* _Task objective_: Under this task are some entries; return every one of them exactly.

* _Data_:
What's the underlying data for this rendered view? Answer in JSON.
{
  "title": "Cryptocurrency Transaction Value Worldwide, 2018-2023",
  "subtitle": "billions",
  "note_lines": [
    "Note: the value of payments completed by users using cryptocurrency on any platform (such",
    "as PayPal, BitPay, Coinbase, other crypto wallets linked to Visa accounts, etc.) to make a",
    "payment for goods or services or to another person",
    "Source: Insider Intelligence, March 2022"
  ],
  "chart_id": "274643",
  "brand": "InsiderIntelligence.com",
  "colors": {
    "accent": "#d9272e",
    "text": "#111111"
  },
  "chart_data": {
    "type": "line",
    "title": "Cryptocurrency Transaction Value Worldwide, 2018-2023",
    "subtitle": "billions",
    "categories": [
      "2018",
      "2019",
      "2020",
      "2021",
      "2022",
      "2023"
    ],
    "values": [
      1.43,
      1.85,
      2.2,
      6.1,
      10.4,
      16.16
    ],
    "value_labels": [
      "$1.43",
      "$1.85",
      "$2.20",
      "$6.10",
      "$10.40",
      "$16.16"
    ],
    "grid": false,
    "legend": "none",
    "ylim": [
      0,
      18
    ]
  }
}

* _The result_:
What's the underlying data for this rendered view? Answer in JSON.
{
  "title": "Cryptocurrency Transaction Value Worldwide, 2018-2023",
  "subtitle": "billions",
  "note_lines": [
    "Note: the value of payments completed by users using cryptocurrency on any platform (such",
    "as PayPal, BitPay, Coinbase, other crypto wallets linked to Visa accounts, etc.) to make a",
    "payment for goods or services or to another person",
    "Source: Insider Intelligence, March 2022"
  ],
  "chart_id": "274643",
  "brand": "InsiderIntelligence.com",
  "colors": {
    "accent": "#d9272e",
    "text": "#111111"
  },
  "chart_data": {
    "type": "line",
    "title": "Cryptocurrency Transaction Value Worldwide, 2018-2023",
    "subtitle": "billions",
    "categories": [
      "2018",
      "2019",
      "2020",
      "2021",
      "2022",
      "2023"
    ],
    "values": [
      1.43,
      1.85,
      2.2,
      6.1,
      10.4,
      16.16
    ],
    "value_labels": [
      "$1.43",
      "$1.85",
      "$2.20",
      "$6.10",
      "$10.40",
      "$16.16"
    ],
    "grid": false,
    "legend": "none",
    "ylim": [
      0,
      18
    ]
  }
}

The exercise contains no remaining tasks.